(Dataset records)
-- START --

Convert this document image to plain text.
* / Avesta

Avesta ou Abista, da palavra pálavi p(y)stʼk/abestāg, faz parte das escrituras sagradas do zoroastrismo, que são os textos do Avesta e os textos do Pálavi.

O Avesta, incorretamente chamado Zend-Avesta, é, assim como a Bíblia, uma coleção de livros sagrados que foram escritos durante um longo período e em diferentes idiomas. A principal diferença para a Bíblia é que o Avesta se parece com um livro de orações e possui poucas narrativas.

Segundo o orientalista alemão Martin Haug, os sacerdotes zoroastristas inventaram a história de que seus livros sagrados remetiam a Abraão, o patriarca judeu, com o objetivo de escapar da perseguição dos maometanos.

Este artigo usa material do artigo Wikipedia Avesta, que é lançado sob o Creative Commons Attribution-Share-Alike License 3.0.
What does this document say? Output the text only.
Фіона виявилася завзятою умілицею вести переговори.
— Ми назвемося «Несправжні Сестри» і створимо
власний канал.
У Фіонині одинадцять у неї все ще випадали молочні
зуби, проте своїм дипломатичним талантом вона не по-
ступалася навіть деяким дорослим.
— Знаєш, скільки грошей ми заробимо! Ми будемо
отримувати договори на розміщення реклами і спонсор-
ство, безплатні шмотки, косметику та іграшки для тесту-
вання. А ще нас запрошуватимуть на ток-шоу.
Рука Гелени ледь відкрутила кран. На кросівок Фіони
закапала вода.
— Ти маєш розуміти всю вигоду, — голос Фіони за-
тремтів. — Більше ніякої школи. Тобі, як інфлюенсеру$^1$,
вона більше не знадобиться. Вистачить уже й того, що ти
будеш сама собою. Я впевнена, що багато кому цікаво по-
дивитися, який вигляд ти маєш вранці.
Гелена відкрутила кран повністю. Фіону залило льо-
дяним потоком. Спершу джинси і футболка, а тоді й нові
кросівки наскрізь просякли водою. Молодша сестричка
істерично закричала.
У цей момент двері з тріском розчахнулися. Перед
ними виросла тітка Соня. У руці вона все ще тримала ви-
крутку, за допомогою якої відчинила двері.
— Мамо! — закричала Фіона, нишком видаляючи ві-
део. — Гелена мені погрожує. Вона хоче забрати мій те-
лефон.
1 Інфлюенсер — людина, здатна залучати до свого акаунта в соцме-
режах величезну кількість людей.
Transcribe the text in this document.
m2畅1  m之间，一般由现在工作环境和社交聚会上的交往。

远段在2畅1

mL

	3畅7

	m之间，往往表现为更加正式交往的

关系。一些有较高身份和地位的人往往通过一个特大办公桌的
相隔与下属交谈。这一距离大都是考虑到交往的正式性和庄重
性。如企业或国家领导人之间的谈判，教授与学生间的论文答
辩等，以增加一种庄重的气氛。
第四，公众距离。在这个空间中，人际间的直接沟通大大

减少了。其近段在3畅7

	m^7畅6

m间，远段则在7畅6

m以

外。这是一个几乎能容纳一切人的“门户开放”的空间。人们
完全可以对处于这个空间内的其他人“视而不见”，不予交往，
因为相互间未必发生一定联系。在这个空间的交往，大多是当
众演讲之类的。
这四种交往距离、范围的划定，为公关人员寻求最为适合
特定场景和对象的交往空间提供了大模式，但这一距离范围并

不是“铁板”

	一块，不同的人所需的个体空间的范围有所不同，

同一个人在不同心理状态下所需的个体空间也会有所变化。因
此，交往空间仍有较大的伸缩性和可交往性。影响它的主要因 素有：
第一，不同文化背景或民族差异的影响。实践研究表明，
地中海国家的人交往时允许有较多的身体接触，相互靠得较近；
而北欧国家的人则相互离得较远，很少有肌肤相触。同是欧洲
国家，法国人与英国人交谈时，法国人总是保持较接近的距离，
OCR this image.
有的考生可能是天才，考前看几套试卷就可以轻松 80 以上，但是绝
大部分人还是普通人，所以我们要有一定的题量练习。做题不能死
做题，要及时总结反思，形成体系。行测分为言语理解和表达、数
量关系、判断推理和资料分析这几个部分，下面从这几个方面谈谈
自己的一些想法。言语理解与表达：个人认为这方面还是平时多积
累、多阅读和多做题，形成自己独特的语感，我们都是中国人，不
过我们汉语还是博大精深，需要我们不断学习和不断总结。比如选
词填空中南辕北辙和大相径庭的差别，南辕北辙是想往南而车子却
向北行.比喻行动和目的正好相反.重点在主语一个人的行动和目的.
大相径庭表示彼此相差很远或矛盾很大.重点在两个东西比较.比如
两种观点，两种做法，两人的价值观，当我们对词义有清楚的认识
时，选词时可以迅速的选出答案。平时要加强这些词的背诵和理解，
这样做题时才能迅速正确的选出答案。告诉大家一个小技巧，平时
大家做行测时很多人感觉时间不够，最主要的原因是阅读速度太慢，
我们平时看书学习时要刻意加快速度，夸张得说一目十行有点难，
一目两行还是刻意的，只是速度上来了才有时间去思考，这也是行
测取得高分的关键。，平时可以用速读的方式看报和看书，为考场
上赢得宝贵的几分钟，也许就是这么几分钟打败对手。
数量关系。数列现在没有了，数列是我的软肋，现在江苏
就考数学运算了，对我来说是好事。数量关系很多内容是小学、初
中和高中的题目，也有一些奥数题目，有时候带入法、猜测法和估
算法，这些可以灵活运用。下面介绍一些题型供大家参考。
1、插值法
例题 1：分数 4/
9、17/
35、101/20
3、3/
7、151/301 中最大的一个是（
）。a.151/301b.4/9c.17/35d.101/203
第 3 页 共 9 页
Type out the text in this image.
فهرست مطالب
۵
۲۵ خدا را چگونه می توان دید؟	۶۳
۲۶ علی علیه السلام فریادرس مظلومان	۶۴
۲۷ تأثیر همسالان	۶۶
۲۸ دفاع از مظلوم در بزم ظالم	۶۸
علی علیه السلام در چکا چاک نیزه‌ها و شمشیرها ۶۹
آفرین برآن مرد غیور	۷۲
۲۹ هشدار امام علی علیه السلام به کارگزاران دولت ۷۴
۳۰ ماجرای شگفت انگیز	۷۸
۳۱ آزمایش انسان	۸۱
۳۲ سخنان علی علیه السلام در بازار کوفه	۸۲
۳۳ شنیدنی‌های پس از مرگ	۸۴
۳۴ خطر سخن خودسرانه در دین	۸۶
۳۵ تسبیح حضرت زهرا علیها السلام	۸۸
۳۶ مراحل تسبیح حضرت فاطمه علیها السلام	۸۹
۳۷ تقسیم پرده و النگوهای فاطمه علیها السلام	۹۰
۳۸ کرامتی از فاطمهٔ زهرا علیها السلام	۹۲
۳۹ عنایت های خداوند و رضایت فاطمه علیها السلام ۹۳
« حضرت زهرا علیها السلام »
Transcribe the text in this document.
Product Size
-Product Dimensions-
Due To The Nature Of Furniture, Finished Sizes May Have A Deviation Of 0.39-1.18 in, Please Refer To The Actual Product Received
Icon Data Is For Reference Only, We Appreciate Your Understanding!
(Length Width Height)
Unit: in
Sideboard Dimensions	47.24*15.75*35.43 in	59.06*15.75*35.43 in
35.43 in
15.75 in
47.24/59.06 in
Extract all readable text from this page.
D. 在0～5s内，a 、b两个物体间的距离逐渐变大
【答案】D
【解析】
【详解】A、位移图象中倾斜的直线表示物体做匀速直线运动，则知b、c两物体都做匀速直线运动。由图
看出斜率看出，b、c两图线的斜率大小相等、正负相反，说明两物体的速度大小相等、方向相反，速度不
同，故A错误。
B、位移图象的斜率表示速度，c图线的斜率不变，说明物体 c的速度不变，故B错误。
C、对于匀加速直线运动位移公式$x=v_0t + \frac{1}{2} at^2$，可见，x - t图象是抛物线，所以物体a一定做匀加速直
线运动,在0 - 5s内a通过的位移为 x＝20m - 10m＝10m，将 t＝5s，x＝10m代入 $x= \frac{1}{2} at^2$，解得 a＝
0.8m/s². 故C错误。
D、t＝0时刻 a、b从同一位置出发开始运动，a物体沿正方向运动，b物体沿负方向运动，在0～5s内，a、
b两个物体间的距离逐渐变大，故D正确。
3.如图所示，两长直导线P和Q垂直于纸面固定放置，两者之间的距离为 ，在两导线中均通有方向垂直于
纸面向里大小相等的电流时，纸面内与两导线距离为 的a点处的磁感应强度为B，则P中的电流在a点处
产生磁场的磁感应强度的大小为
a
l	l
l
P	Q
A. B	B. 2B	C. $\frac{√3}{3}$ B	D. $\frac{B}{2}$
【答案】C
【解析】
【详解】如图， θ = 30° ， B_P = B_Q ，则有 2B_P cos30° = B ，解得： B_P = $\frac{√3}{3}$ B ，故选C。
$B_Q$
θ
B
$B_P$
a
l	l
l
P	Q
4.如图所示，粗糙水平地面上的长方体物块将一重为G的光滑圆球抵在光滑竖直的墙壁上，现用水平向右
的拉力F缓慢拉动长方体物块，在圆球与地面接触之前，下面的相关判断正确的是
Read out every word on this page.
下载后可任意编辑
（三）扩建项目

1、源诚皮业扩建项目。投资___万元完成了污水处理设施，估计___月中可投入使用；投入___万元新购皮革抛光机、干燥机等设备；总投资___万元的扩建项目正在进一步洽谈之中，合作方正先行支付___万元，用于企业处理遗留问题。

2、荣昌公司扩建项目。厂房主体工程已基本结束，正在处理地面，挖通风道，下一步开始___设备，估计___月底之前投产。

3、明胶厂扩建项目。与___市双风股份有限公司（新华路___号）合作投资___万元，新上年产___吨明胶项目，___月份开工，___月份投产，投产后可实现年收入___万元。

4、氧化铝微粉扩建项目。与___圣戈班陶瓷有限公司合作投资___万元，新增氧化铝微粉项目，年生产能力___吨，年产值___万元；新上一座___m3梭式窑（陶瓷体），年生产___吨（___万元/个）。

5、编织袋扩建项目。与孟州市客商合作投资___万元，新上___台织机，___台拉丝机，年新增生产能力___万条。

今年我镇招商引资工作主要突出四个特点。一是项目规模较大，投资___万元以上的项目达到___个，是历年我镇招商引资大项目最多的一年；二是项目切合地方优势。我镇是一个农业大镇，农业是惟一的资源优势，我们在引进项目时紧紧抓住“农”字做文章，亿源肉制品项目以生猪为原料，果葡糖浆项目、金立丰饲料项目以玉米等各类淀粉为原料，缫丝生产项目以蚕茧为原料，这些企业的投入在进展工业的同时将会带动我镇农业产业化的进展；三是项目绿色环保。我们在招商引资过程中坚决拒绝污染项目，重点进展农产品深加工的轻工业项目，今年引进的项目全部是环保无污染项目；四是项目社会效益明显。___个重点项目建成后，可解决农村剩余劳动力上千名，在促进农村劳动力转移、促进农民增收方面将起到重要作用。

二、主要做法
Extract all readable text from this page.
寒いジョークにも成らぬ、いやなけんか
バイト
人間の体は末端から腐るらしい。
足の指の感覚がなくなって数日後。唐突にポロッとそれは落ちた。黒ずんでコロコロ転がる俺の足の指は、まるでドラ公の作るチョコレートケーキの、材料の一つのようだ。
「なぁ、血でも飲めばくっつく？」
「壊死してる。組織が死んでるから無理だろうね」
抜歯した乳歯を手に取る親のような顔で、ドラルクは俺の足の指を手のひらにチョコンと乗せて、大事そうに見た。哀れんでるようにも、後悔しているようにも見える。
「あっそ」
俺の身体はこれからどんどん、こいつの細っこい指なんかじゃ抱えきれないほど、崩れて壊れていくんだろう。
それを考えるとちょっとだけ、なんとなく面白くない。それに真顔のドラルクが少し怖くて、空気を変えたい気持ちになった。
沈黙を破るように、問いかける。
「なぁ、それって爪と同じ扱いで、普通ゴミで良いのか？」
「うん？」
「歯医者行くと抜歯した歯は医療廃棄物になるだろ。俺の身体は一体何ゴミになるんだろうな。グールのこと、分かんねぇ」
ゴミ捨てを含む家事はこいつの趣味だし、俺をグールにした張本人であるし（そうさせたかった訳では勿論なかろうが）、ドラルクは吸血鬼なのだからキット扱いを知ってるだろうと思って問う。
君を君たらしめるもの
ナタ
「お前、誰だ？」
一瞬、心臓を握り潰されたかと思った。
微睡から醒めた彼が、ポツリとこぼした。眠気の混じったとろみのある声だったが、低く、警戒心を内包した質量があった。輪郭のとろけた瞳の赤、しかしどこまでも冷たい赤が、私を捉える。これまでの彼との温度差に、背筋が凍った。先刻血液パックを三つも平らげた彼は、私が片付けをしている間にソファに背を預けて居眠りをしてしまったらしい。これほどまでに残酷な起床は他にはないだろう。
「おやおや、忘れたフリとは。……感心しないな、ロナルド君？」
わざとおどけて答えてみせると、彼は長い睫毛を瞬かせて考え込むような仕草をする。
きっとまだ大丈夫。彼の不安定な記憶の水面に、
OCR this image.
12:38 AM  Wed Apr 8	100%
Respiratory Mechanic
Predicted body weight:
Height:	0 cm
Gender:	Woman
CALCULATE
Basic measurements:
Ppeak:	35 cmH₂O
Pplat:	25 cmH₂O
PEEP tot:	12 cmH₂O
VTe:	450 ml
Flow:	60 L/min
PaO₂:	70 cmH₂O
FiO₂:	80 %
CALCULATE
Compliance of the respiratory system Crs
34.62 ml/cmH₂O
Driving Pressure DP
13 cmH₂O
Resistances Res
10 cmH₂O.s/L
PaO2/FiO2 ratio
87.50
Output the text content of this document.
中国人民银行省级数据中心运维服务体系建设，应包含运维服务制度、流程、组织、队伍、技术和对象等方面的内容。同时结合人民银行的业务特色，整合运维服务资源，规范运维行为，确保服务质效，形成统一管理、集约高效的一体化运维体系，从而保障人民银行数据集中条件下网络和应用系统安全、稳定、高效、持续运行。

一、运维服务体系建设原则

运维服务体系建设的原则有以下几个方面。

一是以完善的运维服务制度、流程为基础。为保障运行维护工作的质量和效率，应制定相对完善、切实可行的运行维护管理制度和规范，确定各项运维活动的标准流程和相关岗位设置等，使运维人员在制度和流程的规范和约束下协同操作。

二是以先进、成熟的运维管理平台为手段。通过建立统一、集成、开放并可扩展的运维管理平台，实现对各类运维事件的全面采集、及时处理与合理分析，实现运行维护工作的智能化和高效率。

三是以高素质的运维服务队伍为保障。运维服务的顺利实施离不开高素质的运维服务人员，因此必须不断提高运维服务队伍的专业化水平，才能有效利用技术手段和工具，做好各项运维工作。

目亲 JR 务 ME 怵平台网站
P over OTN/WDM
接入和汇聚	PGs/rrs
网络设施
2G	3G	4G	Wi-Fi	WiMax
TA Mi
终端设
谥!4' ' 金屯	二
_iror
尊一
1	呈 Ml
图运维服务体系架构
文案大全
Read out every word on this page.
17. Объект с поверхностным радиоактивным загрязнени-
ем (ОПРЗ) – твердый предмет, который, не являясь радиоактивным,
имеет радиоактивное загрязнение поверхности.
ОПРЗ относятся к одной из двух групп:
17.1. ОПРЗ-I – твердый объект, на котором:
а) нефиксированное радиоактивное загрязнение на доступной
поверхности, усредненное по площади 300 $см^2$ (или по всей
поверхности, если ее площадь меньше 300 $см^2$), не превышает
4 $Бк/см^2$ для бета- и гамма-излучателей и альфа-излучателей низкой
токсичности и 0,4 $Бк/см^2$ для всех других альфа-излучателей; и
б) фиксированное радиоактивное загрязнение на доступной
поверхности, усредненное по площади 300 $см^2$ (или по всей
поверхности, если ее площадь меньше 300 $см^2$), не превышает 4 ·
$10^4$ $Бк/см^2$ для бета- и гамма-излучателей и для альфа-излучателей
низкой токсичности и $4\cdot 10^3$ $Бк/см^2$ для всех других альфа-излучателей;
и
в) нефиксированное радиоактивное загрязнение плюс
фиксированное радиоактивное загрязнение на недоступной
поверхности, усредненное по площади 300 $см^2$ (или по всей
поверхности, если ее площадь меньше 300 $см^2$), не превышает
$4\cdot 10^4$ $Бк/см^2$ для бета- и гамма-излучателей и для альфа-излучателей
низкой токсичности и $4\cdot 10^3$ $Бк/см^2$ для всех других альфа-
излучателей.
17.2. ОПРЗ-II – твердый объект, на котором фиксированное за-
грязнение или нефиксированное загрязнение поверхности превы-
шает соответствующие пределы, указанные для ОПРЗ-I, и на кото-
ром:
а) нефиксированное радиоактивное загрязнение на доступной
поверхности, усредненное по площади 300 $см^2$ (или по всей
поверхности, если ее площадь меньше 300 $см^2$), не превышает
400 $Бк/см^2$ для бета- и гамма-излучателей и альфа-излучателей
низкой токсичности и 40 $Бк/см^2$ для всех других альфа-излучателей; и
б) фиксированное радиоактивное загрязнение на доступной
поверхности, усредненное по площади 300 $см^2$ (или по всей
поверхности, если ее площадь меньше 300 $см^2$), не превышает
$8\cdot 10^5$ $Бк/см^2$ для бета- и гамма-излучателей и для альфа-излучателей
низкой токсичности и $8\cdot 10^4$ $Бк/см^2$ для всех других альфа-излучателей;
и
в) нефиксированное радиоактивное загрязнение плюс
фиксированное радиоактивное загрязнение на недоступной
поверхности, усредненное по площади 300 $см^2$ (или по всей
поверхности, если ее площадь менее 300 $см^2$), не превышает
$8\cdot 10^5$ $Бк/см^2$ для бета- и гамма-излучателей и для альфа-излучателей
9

-- END --

BRIEF: Give the count of lines in the data above that hold the string "如图所示", with no additional words.

THE COMPLETED TASK: 2